Stored data entries:
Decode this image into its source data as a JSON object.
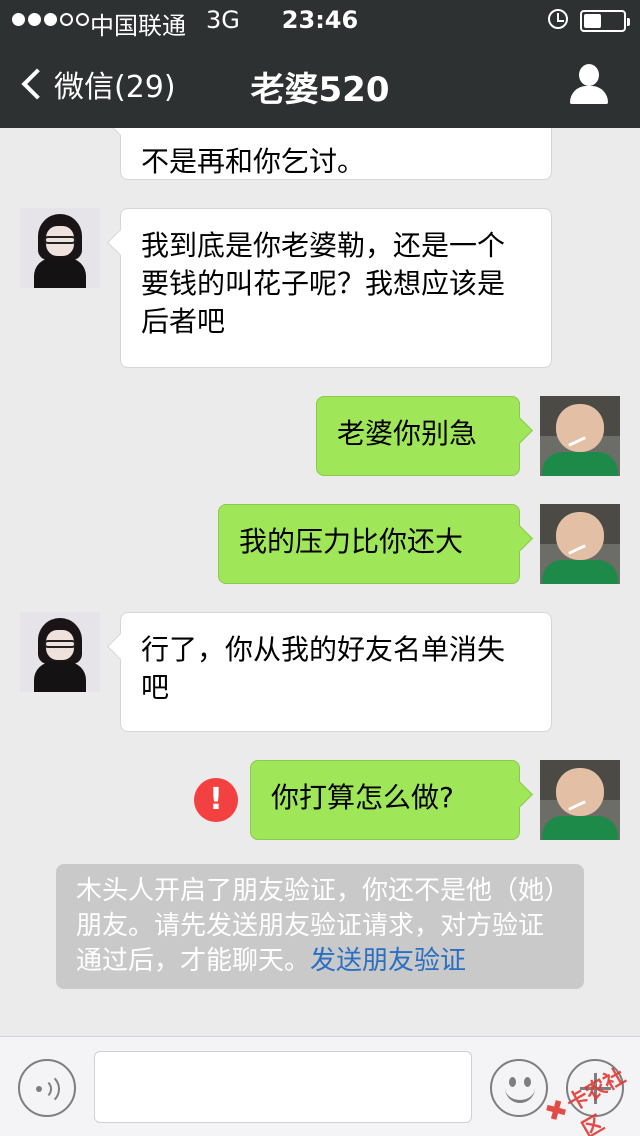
{
  "status_bar": {
    "carrier": "中国联通",
    "network": "3G",
    "time": "23:46",
    "signal_bars": 3,
    "signal_total": 5,
    "battery_level": 0.45
  },
  "nav": {
    "back_label": "微信(29)",
    "title": "老婆520"
  },
  "messages": [
    {
      "from": "her",
      "text": "不是再和你乞讨。"
    },
    {
      "from": "her",
      "text": "我到底是你老婆勒，还是一个要钱的叫花子呢？我想应该是后者吧"
    },
    {
      "from": "me",
      "text": "老婆你别急"
    },
    {
      "from": "me",
      "text": "我的压力比你还大"
    },
    {
      "from": "her",
      "text": "行了，你从我的好友名单消失吧"
    },
    {
      "from": "me",
      "text": "你打算怎么做?",
      "failed": true
    }
  ],
  "error_mark": "!",
  "system_notice": {
    "text": "木头人开启了朋友验证，你还不是他（她）朋友。请先发送朋友验证请求，对方验证通过后，才能聊天。",
    "link": "发送朋友验证"
  },
  "input_bar": {
    "value": "",
    "icons": [
      "voice-icon",
      "emoji-icon",
      "plus-icon"
    ]
  },
  "watermark": {
    "text": "卡农社区"
  },
  "colors": {
    "header_bg": "#2e3132",
    "outgoing_bubble": "#9fe658",
    "incoming_bubble": "#ffffff",
    "chat_bg": "#ebebeb",
    "error_red": "#f34141",
    "link_blue": "#2b6fc2"
  }
}
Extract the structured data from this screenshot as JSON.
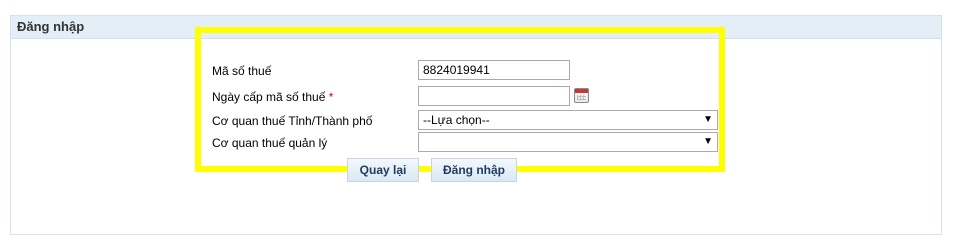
{
  "panel": {
    "title": "Đăng nhập"
  },
  "form": {
    "tax_code_label": "Mã số thuế",
    "tax_code_value": "8824019941",
    "issue_date_label": "Ngày cấp mã số thuế",
    "issue_date_required_mark": "*",
    "issue_date_value": "",
    "province_label": "Cơ quan thuế Tỉnh/Thành phố",
    "province_selected": "--Lựa chọn--",
    "managing_label": "Cơ quan thuế quản lý",
    "managing_selected": "",
    "back_button": "Quay lại",
    "login_button": "Đăng nhập"
  },
  "colors": {
    "highlight": "#ffff00",
    "required": "#d40000",
    "header_bg": "#e3eef7"
  }
}
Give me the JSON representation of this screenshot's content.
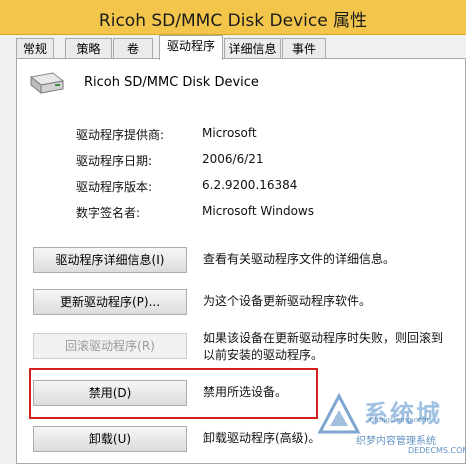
{
  "window": {
    "title": "Ricoh SD/MMC Disk Device 属性"
  },
  "tabs": [
    {
      "label": "常规"
    },
    {
      "label": "策略"
    },
    {
      "label": "卷"
    },
    {
      "label": "驱动程序"
    },
    {
      "label": "详细信息"
    },
    {
      "label": "事件"
    }
  ],
  "device": {
    "name": "Ricoh SD/MMC Disk Device",
    "icon": "disk-drive-icon"
  },
  "driver_info": {
    "provider_label": "驱动程序提供商:",
    "provider_value": "Microsoft",
    "date_label": "驱动程序日期:",
    "date_value": "2006/6/21",
    "version_label": "驱动程序版本:",
    "version_value": "6.2.9200.16384",
    "signer_label": "数字签名者:",
    "signer_value": "Microsoft Windows"
  },
  "actions": {
    "details_button": "驱动程序详细信息(I)",
    "details_desc": "查看有关驱动程序文件的详细信息。",
    "update_button": "更新驱动程序(P)...",
    "update_desc": "为这个设备更新驱动程序软件。",
    "rollback_button": "回滚驱动程序(R)",
    "rollback_desc_line1": "如果该设备在更新驱动程序时失败，则回滚到",
    "rollback_desc_line2": "以前安装的驱动程序。",
    "disable_button": "禁用(D)",
    "disable_desc": "禁用所选设备。",
    "uninstall_button": "卸载(U)",
    "uninstall_desc": "卸载驱动程序(高级)。"
  },
  "watermark": {
    "brand": "系统城",
    "small": "xitongcheng.com",
    "line1": "织梦内容管理系统",
    "line2": "DEDECMS.COM"
  },
  "colors": {
    "titlebar": "#f3c64b",
    "highlight": "#d42020"
  }
}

Task: Give the material again exactly as it is, but keep the pictures out.

Output below:
Decode this image into its source data as a JSON object.
{
  "status_bar": {
    "carrier": "中国联通",
    "network": "3G",
    "time": "23:46",
    "signal_bars": 3,
    "signal_total": 5,
    "battery_level": 0.45
  },
  "nav": {
    "back_label": "微信(29)",
    "title": "老婆520"
  },
  "messages": [
    {
      "from": "her",
      "text": "不是再和你乞讨。"
    },
    {
      "from": "her",
      "text": "我到底是你老婆勒，还是一个要钱的叫花子呢？我想应该是后者吧"
    },
    {
      "from": "me",
      "text": "老婆你别急"
    },
    {
      "from": "me",
      "text": "我的压力比你还大"
    },
    {
      "from": "her",
      "text": "行了，你从我的好友名单消失吧"
    },
    {
      "from": "me",
      "text": "你打算怎么做?",
      "failed": true
    }
  ],
  "error_mark": "!",
  "system_notice": {
    "text": "木头人开启了朋友验证，你还不是他（她）朋友。请先发送朋友验证请求，对方验证通过后，才能聊天。",
    "link": "发送朋友验证"
  },
  "input_bar": {
    "value": "",
    "icons": [
      "voice-icon",
      "emoji-icon",
      "plus-icon"
    ]
  },
  "watermark": {
    "text": "卡农社区"
  },
  "colors": {
    "header_bg": "#2e3132",
    "outgoing_bubble": "#9fe658",
    "incoming_bubble": "#ffffff",
    "chat_bg": "#ebebeb",
    "error_red": "#f34141",
    "link_blue": "#2b6fc2"
  }
}
Extract the structured data from this screenshot as JSON.
{
  "panel": {
    "title": "Đăng nhập"
  },
  "form": {
    "tax_code_label": "Mã số thuế",
    "tax_code_value": "8824019941",
    "issue_date_label": "Ngày cấp mã số thuế",
    "issue_date_required_mark": "*",
    "issue_date_value": "",
    "province_label": "Cơ quan thuế Tỉnh/Thành phố",
    "province_selected": "--Lựa chọn--",
    "managing_label": "Cơ quan thuế quản lý",
    "managing_selected": "",
    "back_button": "Quay lại",
    "login_button": "Đăng nhập"
  },
  "colors": {
    "highlight": "#ffff00",
    "required": "#d40000",
    "header_bg": "#e3eef7"
  }
}
Give me the JSON representation of this screenshot's content.
{
  "window": {
    "title": "Ricoh SD/MMC Disk Device 属性"
  },
  "tabs": [
    {
      "label": "常规"
    },
    {
      "label": "策略"
    },
    {
      "label": "卷"
    },
    {
      "label": "驱动程序"
    },
    {
      "label": "详细信息"
    },
    {
      "label": "事件"
    }
  ],
  "device": {
    "name": "Ricoh SD/MMC Disk Device",
    "icon": "disk-drive-icon"
  },
  "driver_info": {
    "provider_label": "驱动程序提供商:",
    "provider_value": "Microsoft",
    "date_label": "驱动程序日期:",
    "date_value": "2006/6/21",
    "version_label": "驱动程序版本:",
    "version_value": "6.2.9200.16384",
    "signer_label": "数字签名者:",
    "signer_value": "Microsoft Windows"
  },
  "actions": {
    "details_button": "驱动程序详细信息(I)",
    "details_desc": "查看有关驱动程序文件的详细信息。",
    "update_button": "更新驱动程序(P)...",
    "update_desc": "为这个设备更新驱动程序软件。",
    "rollback_button": "回滚驱动程序(R)",
    "rollback_desc_line1": "如果该设备在更新驱动程序时失败，则回滚到",
    "rollback_desc_line2": "以前安装的驱动程序。",
    "disable_button": "禁用(D)",
    "disable_desc": "禁用所选设备。",
    "uninstall_button": "卸载(U)",
    "uninstall_desc": "卸载驱动程序(高级)。"
  },
  "watermark": {
    "brand": "系统城",
    "small": "xitongcheng.com",
    "line1": "织梦内容管理系统",
    "line2": "DEDECMS.COM"
  },
  "colors": {
    "titlebar": "#f3c64b",
    "highlight": "#d42020"
  }
}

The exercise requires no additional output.